**Text section:**

☆ ☆ ☆ ☆ ☆

Luke Yeager
Luke Yeager

Reputation: 1430

Passing c struct to a function using ctypes

I'm trying to query the CUDA devices without adding the pycuda dependency. Here's what I've got so far:

import ctypes

cudart = ctypes.cdll.LoadLibrary('libcudart.so')

numDevices = ctypes.c_int()
cudart.cudaGetDeviceCount(ctypes.byref(numDevices))
print 'There are', numDevices.value, 'devices.'

for x in xrange(numDevices.value):
    properties = None # XXX What goes here?
    cudart.cudaGetDeviceProperties(ctypes.byref(properties), x)
    print properties

The problem is that I can't create an empty struct to pass to cudaGetDeviceProperties(). I want to do something like this:

properties = cudart.cudaDeviceProp

But that throws this error:

AttributeError: /usr/local/cuda/lib64/libcudart.so: undefined symbol: cudaDeviceProp

Here is the relevant CUDA documentation.

☆ ☆ ☆ ☆ ☆

**Spatial annotation records:**
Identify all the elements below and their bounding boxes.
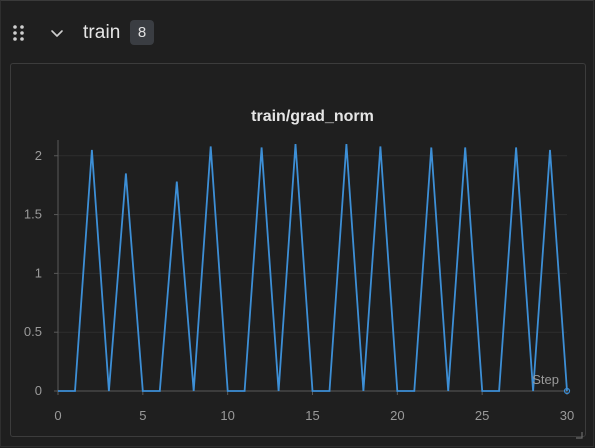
x-tick-label: 10 [220, 408, 234, 423]
y-tick-label: 0.5 [24, 324, 42, 339]
y-tick-label: 1.5 [24, 207, 42, 222]
tick-labels: 00.511.520 5 10 15 20 25 30 [24, 148, 574, 423]
x-tick-label: 30 [560, 408, 574, 423]
series-layer [58, 143, 571, 395]
y-tick-label: 1 [35, 265, 42, 280]
chevron-down-icon[interactable] [49, 25, 65, 41]
panel-count-badge: 8 [130, 20, 154, 45]
x-axis-label: Step [532, 372, 559, 387]
x-tick-label: 15 [305, 408, 319, 423]
axes [57, 140, 567, 392]
x-tick-label: 20 [390, 408, 404, 423]
x-tick-label: 0 [54, 408, 61, 423]
y-tick-label: 0 [35, 383, 42, 398]
x-tick-label: 5 [139, 408, 146, 423]
series-last-point [563, 387, 571, 395]
chart-panel[interactable]: train/grad_norm 0 0.5 1 1.5 2 0 5 10 15 20 25 30 St… [10, 63, 586, 439]
grid-lines [58, 155, 567, 333]
section-title[interactable]: train [83, 22, 121, 43]
chart-title: train/grad_norm [251, 108, 374, 125]
series-line-0 [58, 143, 568, 392]
resize-handle-icon[interactable] [575, 426, 583, 439]
x-tick-label: 25 [475, 408, 489, 423]
line-chart: train/grad_norm 00.511.520 5 10 15 20 25 30 St… [24, 108, 574, 423]
drag-handle-icon[interactable] [12, 24, 26, 42]
y-tick-label: 2 [35, 148, 42, 163]
section-header: train 8 [1, 15, 595, 51]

☆ ☆ ☆ ☆ ☆

**Set of tasks:**
1) Copy the ctypes post word for word from "print properties" to "relevant CUDA documentation.".
2) According to the ctypes post, why is the line that sets properties left as a placeholder in the loop?
The records have no role here.

**Task-by-task solutions:**
1)
print properties

The problem is that I can't create an empty struct to pass to cudaGetDeviceProperties(). I want to do something like this:

properties = cudart.cudaDeviceProp

But that throws this error:

AttributeError: /usr/local/cuda/lib64/libcudart.so: undefined symbol: cudaDeviceProp

Here is the relevant CUDA documentation.

2) The writer can't create an empty struct to pass to cudaGetDeviceProperties(). Trying properties = cudart.cudaDeviceProp instead throws an AttributeError saying cudaDeviceProp is an undefined symbol in libcudart.so.